╭─ Source material

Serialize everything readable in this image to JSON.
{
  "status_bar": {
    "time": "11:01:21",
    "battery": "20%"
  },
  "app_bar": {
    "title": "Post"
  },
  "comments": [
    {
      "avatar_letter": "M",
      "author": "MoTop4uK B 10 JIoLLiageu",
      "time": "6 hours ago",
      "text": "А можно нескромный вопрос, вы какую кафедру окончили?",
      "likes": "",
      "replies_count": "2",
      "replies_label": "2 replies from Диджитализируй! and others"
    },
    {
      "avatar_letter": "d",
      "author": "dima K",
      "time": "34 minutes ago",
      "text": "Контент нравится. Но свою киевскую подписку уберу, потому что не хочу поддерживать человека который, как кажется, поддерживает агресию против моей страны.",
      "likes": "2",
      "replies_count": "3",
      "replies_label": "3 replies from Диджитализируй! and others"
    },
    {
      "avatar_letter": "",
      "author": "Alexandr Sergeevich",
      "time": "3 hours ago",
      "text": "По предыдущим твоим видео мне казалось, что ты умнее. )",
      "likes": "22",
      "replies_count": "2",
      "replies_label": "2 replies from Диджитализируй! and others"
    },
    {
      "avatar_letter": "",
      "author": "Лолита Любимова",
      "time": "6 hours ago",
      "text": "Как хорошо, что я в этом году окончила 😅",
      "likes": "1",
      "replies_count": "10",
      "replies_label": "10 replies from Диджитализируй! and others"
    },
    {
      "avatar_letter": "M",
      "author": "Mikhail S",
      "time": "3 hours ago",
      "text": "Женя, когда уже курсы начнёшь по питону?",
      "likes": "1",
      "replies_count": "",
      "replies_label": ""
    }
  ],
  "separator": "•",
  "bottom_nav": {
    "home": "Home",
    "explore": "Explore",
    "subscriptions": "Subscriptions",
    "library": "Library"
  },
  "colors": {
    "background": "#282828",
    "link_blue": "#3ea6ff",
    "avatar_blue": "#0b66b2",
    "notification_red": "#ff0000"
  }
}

╰─

## [Task prompt]
Copy every line of the material in which the word "text" occurs.

## [Response]
      "text": "А можно нескромный вопрос, вы какую кафедру окончили?",
      "text": "Контент нравится. Но свою киевскую подписку уберу, потому что не хочу поддерживать человека который, как кажется, поддерживает агресию против моей страны.",
      "text": "По предыдущим твоим видео мне казалось, что ты умнее. )",
      "text": "Как хорошо, что я в этом году окончила 😅",
      "text": "Женя, когда уже курсы начнёшь по питону?",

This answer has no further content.